● **Direction**: Review the lines that follow and copy each one that contains the word "they".

____ Data shown

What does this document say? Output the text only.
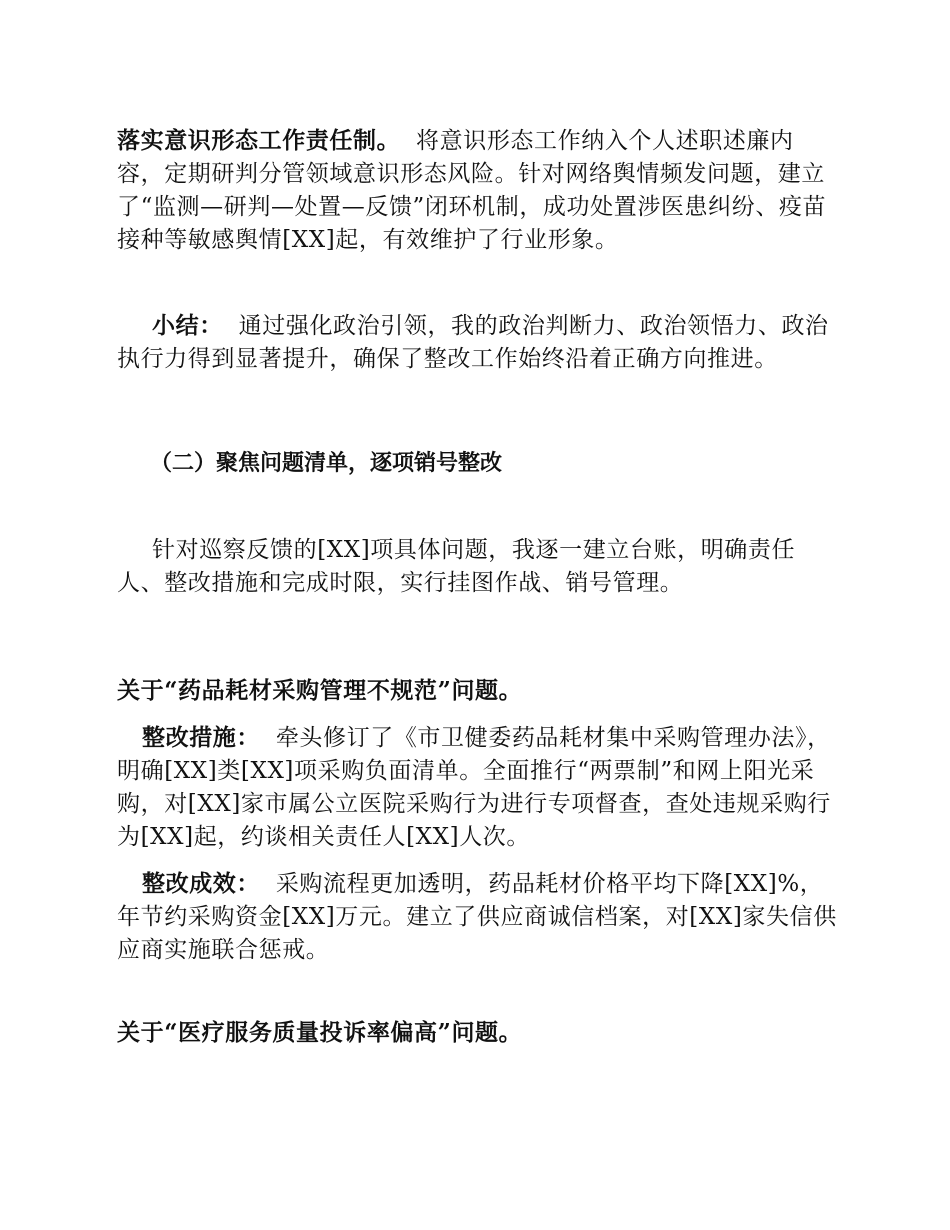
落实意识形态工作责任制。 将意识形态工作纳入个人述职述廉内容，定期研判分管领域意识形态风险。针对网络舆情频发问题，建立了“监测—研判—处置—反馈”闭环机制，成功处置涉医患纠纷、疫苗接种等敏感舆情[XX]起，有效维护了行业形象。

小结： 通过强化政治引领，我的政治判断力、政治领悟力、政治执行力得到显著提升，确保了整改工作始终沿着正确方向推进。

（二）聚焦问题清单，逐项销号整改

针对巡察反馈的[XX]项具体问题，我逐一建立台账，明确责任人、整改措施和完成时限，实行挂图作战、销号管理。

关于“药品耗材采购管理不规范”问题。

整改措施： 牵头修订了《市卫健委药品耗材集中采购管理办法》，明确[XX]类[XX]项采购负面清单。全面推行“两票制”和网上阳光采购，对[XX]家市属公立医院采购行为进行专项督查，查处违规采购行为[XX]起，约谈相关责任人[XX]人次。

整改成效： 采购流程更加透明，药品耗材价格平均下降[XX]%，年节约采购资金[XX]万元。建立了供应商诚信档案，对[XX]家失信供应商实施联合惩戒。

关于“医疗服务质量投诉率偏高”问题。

________
____ Data shown

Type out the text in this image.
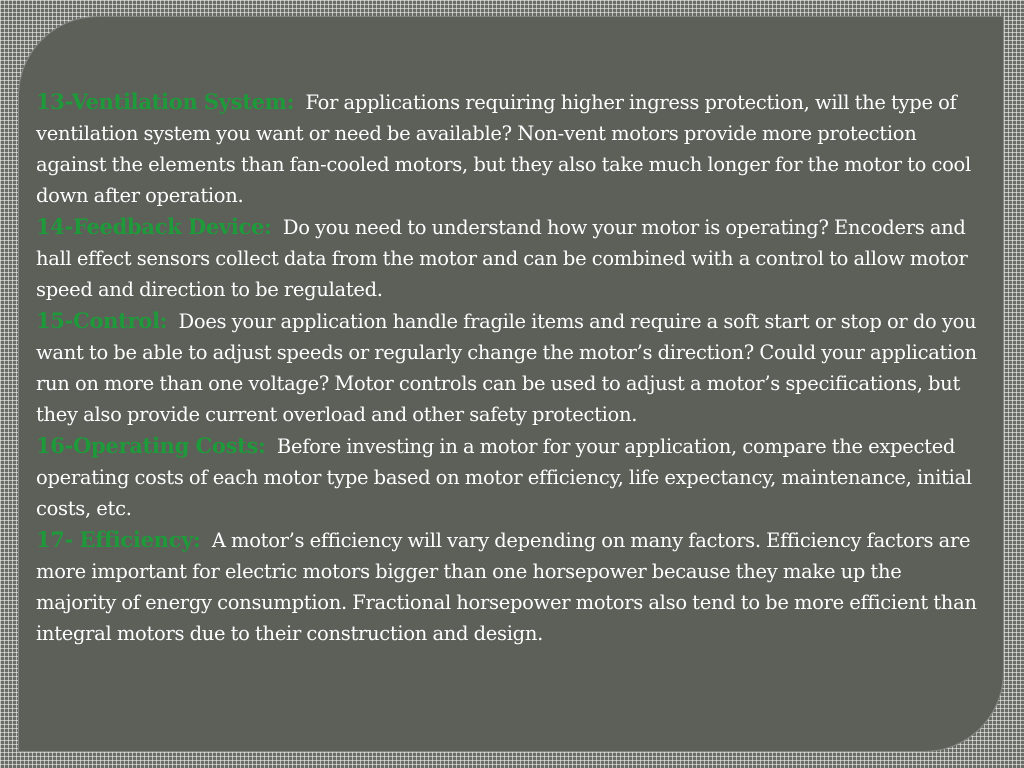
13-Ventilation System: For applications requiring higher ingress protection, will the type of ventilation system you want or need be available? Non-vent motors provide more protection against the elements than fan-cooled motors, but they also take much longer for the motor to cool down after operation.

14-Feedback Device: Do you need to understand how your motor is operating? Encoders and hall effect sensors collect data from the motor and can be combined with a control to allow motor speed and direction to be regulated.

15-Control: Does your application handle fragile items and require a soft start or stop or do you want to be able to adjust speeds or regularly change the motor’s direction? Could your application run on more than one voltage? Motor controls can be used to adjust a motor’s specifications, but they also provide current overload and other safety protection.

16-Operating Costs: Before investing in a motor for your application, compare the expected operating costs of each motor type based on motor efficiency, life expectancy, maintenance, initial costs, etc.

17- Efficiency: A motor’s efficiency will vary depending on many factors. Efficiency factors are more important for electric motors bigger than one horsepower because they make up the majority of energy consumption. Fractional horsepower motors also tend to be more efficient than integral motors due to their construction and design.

________
____ Data shown

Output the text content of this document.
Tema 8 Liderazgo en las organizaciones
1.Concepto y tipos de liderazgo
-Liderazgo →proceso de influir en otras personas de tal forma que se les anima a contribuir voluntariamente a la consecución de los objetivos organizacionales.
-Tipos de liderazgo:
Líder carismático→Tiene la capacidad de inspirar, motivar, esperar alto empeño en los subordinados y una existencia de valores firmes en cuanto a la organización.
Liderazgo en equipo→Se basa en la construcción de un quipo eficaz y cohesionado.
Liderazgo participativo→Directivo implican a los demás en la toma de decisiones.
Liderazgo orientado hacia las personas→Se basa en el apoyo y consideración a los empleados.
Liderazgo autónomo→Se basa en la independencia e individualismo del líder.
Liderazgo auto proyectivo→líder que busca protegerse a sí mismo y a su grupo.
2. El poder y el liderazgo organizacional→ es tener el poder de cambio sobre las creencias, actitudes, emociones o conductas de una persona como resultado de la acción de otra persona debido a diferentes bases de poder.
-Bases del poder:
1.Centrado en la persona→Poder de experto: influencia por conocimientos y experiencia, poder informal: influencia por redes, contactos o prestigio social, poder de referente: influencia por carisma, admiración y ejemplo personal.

________

● **Task answer**:
13-Ventilation System: For applications requiring higher ingress protection, will the type of ventilation system you want or need be available? Non-vent motors provide more protection against the elements than fan-cooled motors, but they also take much longer for the motor to cool down after operation.
15-Control: Does your application handle fragile items and require a soft start or stop or do you want to be able to adjust speeds or regularly change the motor’s direction? Could your application run on more than one voltage? Motor controls can be used to adjust a motor’s specifications, but they also provide current overload and other safety protection.
17- Efficiency: A motor’s efficiency will vary depending on many factors. Efficiency factors are more important for electric motors bigger than one horsepower because they make up the majority of energy consumption. Fractional horsepower motors also tend to be more efficient than integral motors due to their construction and design.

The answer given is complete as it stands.